- _Problem_: Return each entry exactly, omitting nothing.

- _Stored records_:
►

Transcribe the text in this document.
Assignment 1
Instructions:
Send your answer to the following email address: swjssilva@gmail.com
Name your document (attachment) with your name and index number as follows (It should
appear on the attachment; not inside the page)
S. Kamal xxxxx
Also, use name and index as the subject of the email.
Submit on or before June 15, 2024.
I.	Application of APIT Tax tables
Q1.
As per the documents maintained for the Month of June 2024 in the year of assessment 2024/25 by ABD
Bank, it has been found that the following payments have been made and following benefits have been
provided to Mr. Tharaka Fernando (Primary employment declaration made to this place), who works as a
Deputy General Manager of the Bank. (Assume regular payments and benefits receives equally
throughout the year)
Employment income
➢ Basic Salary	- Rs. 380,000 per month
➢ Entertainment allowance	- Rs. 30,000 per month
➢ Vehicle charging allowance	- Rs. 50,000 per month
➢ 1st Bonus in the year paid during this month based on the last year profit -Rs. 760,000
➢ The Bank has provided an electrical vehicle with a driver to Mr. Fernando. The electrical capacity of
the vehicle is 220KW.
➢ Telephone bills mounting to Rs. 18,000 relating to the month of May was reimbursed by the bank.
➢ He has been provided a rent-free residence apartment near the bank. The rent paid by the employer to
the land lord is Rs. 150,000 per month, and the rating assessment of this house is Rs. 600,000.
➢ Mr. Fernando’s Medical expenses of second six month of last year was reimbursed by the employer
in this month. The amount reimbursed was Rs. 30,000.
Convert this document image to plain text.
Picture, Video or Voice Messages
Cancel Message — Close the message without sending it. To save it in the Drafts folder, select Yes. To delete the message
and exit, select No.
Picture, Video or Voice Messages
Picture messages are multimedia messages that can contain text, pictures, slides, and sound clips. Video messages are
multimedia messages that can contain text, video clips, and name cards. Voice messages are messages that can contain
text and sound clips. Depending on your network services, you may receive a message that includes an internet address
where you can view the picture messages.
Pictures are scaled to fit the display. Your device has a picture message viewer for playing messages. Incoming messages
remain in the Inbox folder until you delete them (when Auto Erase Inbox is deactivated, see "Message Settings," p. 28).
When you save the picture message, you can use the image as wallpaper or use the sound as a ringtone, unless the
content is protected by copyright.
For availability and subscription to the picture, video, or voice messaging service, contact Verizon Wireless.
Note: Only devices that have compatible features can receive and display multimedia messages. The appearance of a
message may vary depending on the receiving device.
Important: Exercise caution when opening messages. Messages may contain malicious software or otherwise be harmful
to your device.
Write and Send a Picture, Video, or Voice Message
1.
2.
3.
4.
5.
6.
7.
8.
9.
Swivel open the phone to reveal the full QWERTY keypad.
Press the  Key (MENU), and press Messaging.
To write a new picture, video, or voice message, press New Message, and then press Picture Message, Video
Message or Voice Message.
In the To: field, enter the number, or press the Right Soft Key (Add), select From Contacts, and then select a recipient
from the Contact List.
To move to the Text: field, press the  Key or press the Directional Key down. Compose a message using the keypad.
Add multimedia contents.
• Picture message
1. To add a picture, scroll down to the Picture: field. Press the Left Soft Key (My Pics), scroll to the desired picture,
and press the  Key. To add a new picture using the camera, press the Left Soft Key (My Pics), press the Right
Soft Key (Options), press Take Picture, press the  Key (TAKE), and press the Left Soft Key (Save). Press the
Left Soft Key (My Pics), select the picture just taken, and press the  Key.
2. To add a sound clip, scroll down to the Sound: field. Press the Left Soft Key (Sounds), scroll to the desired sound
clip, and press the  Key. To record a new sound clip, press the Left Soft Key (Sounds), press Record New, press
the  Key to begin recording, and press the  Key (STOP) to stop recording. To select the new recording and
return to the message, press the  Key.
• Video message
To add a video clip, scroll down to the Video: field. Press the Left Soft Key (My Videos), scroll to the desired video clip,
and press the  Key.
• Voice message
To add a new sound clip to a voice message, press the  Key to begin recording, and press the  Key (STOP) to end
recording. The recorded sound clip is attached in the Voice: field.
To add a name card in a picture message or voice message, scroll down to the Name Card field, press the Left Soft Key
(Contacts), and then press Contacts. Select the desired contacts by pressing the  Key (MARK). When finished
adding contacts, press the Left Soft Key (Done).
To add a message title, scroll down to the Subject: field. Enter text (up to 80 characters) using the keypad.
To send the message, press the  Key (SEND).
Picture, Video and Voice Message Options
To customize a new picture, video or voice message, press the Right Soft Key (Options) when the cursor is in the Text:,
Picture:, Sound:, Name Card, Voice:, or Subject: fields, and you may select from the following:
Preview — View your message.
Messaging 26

◄

- _Answer to this problem_:
Transcribe the text in this document.
Assignment 1
Instructions:
Send your answer to the following email address: swjssilva@gmail.com
Name your document (attachment) with your name and index number as follows (It should
appear on the attachment; not inside the page)
S. Kamal xxxxx
Also, use name and index as the subject of the email.
Submit on or before June 15, 2024.
I.	Application of APIT Tax tables
Q1.
As per the documents maintained for the Month of June 2024 in the year of assessment 2024/25 by ABD
Bank, it has been found that the following payments have been made and following benefits have been
provided to Mr. Tharaka Fernando (Primary employment declaration made to this place), who works as a
Deputy General Manager of the Bank. (Assume regular payments and benefits receives equally
throughout the year)
Employment income
➢ Basic Salary	- Rs. 380,000 per month
➢ Entertainment allowance	- Rs. 30,000 per month
➢ Vehicle charging allowance	- Rs. 50,000 per month
➢ 1st Bonus in the year paid during this month based on the last year profit -Rs. 760,000
➢ The Bank has provided an electrical vehicle with a driver to Mr. Fernando. The electrical capacity of
the vehicle is 220KW.
➢ Telephone bills mounting to Rs. 18,000 relating to the month of May was reimbursed by the bank.
➢ He has been provided a rent-free residence apartment near the bank. The rent paid by the employer to
the land lord is Rs. 150,000 per month, and the rating assessment of this house is Rs. 600,000.
➢ Mr. Fernando’s Medical expenses of second six month of last year was reimbursed by the employer
in this month. The amount reimbursed was Rs. 30,000.
Convert this document image to plain text.
Picture, Video or Voice Messages
Cancel Message — Close the message without sending it. To save it in the Drafts folder, select Yes. To delete the message
and exit, select No.
Picture, Video or Voice Messages
Picture messages are multimedia messages that can contain text, pictures, slides, and sound clips. Video messages are
multimedia messages that can contain text, video clips, and name cards. Voice messages are messages that can contain
text and sound clips. Depending on your network services, you may receive a message that includes an internet address
where you can view the picture messages.
Pictures are scaled to fit the display. Your device has a picture message viewer for playing messages. Incoming messages
remain in the Inbox folder until you delete them (when Auto Erase Inbox is deactivated, see "Message Settings," p. 28).
When you save the picture message, you can use the image as wallpaper or use the sound as a ringtone, unless the
content is protected by copyright.
For availability and subscription to the picture, video, or voice messaging service, contact Verizon Wireless.
Note: Only devices that have compatible features can receive and display multimedia messages. The appearance of a
message may vary depending on the receiving device.
Important: Exercise caution when opening messages. Messages may contain malicious software or otherwise be harmful
to your device.
Write and Send a Picture, Video, or Voice Message
1.
2.
3.
4.
5.
6.
7.
8.
9.
Swivel open the phone to reveal the full QWERTY keypad.
Press the  Key (MENU), and press Messaging.
To write a new picture, video, or voice message, press New Message, and then press Picture Message, Video
Message or Voice Message.
In the To: field, enter the number, or press the Right Soft Key (Add), select From Contacts, and then select a recipient
from the Contact List.
To move to the Text: field, press the  Key or press the Directional Key down. Compose a message using the keypad.
Add multimedia contents.
• Picture message
1. To add a picture, scroll down to the Picture: field. Press the Left Soft Key (My Pics), scroll to the desired picture,
and press the  Key. To add a new picture using the camera, press the Left Soft Key (My Pics), press the Right
Soft Key (Options), press Take Picture, press the  Key (TAKE), and press the Left Soft Key (Save). Press the
Left Soft Key (My Pics), select the picture just taken, and press the  Key.
2. To add a sound clip, scroll down to the Sound: field. Press the Left Soft Key (Sounds), scroll to the desired sound
clip, and press the  Key. To record a new sound clip, press the Left Soft Key (Sounds), press Record New, press
the  Key to begin recording, and press the  Key (STOP) to stop recording. To select the new recording and
return to the message, press the  Key.
• Video message
To add a video clip, scroll down to the Video: field. Press the Left Soft Key (My Videos), scroll to the desired video clip,
and press the  Key.
• Voice message
To add a new sound clip to a voice message, press the  Key to begin recording, and press the  Key (STOP) to end
recording. The recorded sound clip is attached in the Voice: field.
To add a name card in a picture message or voice message, scroll down to the Name Card field, press the Left Soft Key
(Contacts), and then press Contacts. Select the desired contacts by pressing the  Key (MARK). When finished
adding contacts, press the Left Soft Key (Done).
To add a message title, scroll down to the Subject: field. Enter text (up to 80 characters) using the keypad.
To send the message, press the  Key (SEND).
Picture, Video and Voice Message Options
To customize a new picture, video or voice message, press the Right Soft Key (Options) when the cursor is in the Text:,
Picture:, Sound:, Name Card, Voice:, or Subject: fields, and you may select from the following:
Preview — View your message.
Messaging 26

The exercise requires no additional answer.